— begin Stored rows —

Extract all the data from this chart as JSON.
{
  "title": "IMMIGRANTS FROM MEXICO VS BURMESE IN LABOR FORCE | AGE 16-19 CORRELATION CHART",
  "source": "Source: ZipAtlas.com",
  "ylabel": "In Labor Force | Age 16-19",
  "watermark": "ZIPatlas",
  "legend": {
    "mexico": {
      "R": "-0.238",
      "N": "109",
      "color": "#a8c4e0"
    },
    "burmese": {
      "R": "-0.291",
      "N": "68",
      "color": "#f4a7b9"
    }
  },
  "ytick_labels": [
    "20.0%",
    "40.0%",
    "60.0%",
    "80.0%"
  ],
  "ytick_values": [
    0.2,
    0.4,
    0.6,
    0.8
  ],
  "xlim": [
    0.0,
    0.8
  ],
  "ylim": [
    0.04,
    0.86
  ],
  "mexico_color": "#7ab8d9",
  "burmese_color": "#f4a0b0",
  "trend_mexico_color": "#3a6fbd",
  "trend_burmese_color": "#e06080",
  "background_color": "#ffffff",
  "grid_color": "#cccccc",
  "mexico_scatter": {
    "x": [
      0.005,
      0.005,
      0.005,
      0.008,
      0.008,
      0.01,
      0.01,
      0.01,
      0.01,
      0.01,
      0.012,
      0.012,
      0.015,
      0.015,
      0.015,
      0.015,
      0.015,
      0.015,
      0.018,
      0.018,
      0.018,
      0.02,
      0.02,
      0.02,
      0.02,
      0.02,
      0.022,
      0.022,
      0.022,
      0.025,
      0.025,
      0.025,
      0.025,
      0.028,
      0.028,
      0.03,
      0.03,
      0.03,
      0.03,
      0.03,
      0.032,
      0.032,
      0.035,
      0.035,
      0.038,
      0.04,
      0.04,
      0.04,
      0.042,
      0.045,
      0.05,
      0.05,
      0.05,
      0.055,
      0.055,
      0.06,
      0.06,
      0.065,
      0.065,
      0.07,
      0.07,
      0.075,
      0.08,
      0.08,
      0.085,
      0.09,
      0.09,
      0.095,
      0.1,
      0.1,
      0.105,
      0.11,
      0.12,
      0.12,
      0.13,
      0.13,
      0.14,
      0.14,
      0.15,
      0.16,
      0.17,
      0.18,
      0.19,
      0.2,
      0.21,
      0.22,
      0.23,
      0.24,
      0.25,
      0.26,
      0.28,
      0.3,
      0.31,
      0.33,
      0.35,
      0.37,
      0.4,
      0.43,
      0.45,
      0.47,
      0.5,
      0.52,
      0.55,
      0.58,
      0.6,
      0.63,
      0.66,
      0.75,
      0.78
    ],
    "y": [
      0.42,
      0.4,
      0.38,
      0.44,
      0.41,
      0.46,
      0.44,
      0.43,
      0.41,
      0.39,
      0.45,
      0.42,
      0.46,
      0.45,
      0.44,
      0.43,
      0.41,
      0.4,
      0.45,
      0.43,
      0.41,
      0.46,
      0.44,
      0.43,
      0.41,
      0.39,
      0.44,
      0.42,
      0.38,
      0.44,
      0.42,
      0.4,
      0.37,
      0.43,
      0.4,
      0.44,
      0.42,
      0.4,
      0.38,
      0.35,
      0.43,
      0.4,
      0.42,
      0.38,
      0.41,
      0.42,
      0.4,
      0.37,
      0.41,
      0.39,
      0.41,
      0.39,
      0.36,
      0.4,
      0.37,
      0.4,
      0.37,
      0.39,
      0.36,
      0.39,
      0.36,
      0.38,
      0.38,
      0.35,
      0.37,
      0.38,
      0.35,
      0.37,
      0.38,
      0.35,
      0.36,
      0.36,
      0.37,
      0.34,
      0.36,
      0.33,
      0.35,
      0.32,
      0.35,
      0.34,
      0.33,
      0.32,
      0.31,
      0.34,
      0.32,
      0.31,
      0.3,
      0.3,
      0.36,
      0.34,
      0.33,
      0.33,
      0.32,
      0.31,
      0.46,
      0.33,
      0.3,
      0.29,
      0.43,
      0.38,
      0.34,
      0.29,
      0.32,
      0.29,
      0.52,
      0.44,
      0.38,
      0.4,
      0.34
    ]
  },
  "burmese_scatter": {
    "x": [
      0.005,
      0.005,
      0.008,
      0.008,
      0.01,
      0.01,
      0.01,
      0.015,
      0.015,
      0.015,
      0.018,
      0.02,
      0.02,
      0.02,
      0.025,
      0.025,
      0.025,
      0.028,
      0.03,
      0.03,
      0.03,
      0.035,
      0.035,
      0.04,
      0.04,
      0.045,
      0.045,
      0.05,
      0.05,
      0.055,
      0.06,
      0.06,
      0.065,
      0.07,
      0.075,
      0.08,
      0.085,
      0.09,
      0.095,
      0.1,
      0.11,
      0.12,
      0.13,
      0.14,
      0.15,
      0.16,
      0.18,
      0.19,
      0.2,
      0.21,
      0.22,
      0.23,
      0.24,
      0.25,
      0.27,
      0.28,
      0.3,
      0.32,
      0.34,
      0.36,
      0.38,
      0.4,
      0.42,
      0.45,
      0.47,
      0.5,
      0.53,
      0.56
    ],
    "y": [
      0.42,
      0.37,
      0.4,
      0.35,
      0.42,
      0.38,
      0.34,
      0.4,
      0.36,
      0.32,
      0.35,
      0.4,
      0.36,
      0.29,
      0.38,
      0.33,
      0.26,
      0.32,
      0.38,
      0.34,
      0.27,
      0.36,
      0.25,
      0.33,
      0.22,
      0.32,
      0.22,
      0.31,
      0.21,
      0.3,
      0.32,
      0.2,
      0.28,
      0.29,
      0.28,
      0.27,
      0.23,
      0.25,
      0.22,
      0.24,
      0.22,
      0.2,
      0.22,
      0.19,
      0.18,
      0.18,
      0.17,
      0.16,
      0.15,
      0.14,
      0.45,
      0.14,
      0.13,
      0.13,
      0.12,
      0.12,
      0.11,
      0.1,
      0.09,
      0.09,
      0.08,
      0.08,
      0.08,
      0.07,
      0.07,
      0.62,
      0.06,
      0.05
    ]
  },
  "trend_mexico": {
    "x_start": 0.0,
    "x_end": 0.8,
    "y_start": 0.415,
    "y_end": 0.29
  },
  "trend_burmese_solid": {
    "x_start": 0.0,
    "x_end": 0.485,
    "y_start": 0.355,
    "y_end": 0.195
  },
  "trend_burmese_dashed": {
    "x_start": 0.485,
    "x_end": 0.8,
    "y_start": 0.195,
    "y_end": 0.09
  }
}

— end Stored rows —

▶ [Given exercise]: Please output the entries above, every line exactly as it reads.

▶ [Correct response]:
Extract all the data from this chart as JSON.
{
  "title": "IMMIGRANTS FROM MEXICO VS BURMESE IN LABOR FORCE | AGE 16-19 CORRELATION CHART",
  "source": "Source: ZipAtlas.com",
  "ylabel": "In Labor Force | Age 16-19",
  "watermark": "ZIPatlas",
  "legend": {
    "mexico": {
      "R": "-0.238",
      "N": "109",
      "color": "#a8c4e0"
    },
    "burmese": {
      "R": "-0.291",
      "N": "68",
      "color": "#f4a7b9"
    }
  },
  "ytick_labels": [
    "20.0%",
    "40.0%",
    "60.0%",
    "80.0%"
  ],
  "ytick_values": [
    0.2,
    0.4,
    0.6,
    0.8
  ],
  "xlim": [
    0.0,
    0.8
  ],
  "ylim": [
    0.04,
    0.86
  ],
  "mexico_color": "#7ab8d9",
  "burmese_color": "#f4a0b0",
  "trend_mexico_color": "#3a6fbd",
  "trend_burmese_color": "#e06080",
  "background_color": "#ffffff",
  "grid_color": "#cccccc",
  "mexico_scatter": {
    "x": [
      0.005,
      0.005,
      0.005,
      0.008,
      0.008,
      0.01,
      0.01,
      0.01,
      0.01,
      0.01,
      0.012,
      0.012,
      0.015,
      0.015,
      0.015,
      0.015,
      0.015,
      0.015,
      0.018,
      0.018,
      0.018,
      0.02,
      0.02,
      0.02,
      0.02,
      0.02,
      0.022,
      0.022,
      0.022,
      0.025,
      0.025,
      0.025,
      0.025,
      0.028,
      0.028,
      0.03,
      0.03,
      0.03,
      0.03,
      0.03,
      0.032,
      0.032,
      0.035,
      0.035,
      0.038,
      0.04,
      0.04,
      0.04,
      0.042,
      0.045,
      0.05,
      0.05,
      0.05,
      0.055,
      0.055,
      0.06,
      0.06,
      0.065,
      0.065,
      0.07,
      0.07,
      0.075,
      0.08,
      0.08,
      0.085,
      0.09,
      0.09,
      0.095,
      0.1,
      0.1,
      0.105,
      0.11,
      0.12,
      0.12,
      0.13,
      0.13,
      0.14,
      0.14,
      0.15,
      0.16,
      0.17,
      0.18,
      0.19,
      0.2,
      0.21,
      0.22,
      0.23,
      0.24,
      0.25,
      0.26,
      0.28,
      0.3,
      0.31,
      0.33,
      0.35,
      0.37,
      0.4,
      0.43,
      0.45,
      0.47,
      0.5,
      0.52,
      0.55,
      0.58,
      0.6,
      0.63,
      0.66,
      0.75,
      0.78
    ],
    "y": [
      0.42,
      0.4,
      0.38,
      0.44,
      0.41,
      0.46,
      0.44,
      0.43,
      0.41,
      0.39,
      0.45,
      0.42,
      0.46,
      0.45,
      0.44,
      0.43,
      0.41,
      0.4,
      0.45,
      0.43,
      0.41,
      0.46,
      0.44,
      0.43,
      0.41,
      0.39,
      0.44,
      0.42,
      0.38,
      0.44,
      0.42,
      0.4,
      0.37,
      0.43,
      0.4,
      0.44,
      0.42,
      0.4,
      0.38,
      0.35,
      0.43,
      0.4,
      0.42,
      0.38,
      0.41,
      0.42,
      0.4,
      0.37,
      0.41,
      0.39,
      0.41,
      0.39,
      0.36,
      0.4,
      0.37,
      0.4,
      0.37,
      0.39,
      0.36,
      0.39,
      0.36,
      0.38,
      0.38,
      0.35,
      0.37,
      0.38,
      0.35,
      0.37,
      0.38,
      0.35,
      0.36,
      0.36,
      0.37,
      0.34,
      0.36,
      0.33,
      0.35,
      0.32,
      0.35,
      0.34,
      0.33,
      0.32,
      0.31,
      0.34,
      0.32,
      0.31,
      0.3,
      0.3,
      0.36,
      0.34,
      0.33,
      0.33,
      0.32,
      0.31,
      0.46,
      0.33,
      0.3,
      0.29,
      0.43,
      0.38,
      0.34,
      0.29,
      0.32,
      0.29,
      0.52,
      0.44,
      0.38,
      0.4,
      0.34
    ]
  },
  "burmese_scatter": {
    "x": [
      0.005,
      0.005,
      0.008,
      0.008,
      0.01,
      0.01,
      0.01,
      0.015,
      0.015,
      0.015,
      0.018,
      0.02,
      0.02,
      0.02,
      0.025,
      0.025,
      0.025,
      0.028,
      0.03,
      0.03,
      0.03,
      0.035,
      0.035,
      0.04,
      0.04,
      0.045,
      0.045,
      0.05,
      0.05,
      0.055,
      0.06,
      0.06,
      0.065,
      0.07,
      0.075,
      0.08,
      0.085,
      0.09,
      0.095,
      0.1,
      0.11,
      0.12,
      0.13,
      0.14,
      0.15,
      0.16,
      0.18,
      0.19,
      0.2,
      0.21,
      0.22,
      0.23,
      0.24,
      0.25,
      0.27,
      0.28,
      0.3,
      0.32,
      0.34,
      0.36,
      0.38,
      0.4,
      0.42,
      0.45,
      0.47,
      0.5,
      0.53,
      0.56
    ],
    "y": [
      0.42,
      0.37,
      0.4,
      0.35,
      0.42,
      0.38,
      0.34,
      0.4,
      0.36,
      0.32,
      0.35,
      0.4,
      0.36,
      0.29,
      0.38,
      0.33,
      0.26,
      0.32,
      0.38,
      0.34,
      0.27,
      0.36,
      0.25,
      0.33,
      0.22,
      0.32,
      0.22,
      0.31,
      0.21,
      0.3,
      0.32,
      0.2,
      0.28,
      0.29,
      0.28,
      0.27,
      0.23,
      0.25,
      0.22,
      0.24,
      0.22,
      0.2,
      0.22,
      0.19,
      0.18,
      0.18,
      0.17,
      0.16,
      0.15,
      0.14,
      0.45,
      0.14,
      0.13,
      0.13,
      0.12,
      0.12,
      0.11,
      0.1,
      0.09,
      0.09,
      0.08,
      0.08,
      0.08,
      0.07,
      0.07,
      0.62,
      0.06,
      0.05
    ]
  },
  "trend_mexico": {
    "x_start": 0.0,
    "x_end": 0.8,
    "y_start": 0.415,
    "y_end": 0.29
  },
  "trend_burmese_solid": {
    "x_start": 0.0,
    "x_end": 0.485,
    "y_start": 0.355,
    "y_end": 0.195
  },
  "trend_burmese_dashed": {
    "x_start": 0.485,
    "x_end": 0.8,
    "y_start": 0.195,
    "y_end": 0.09
  }
}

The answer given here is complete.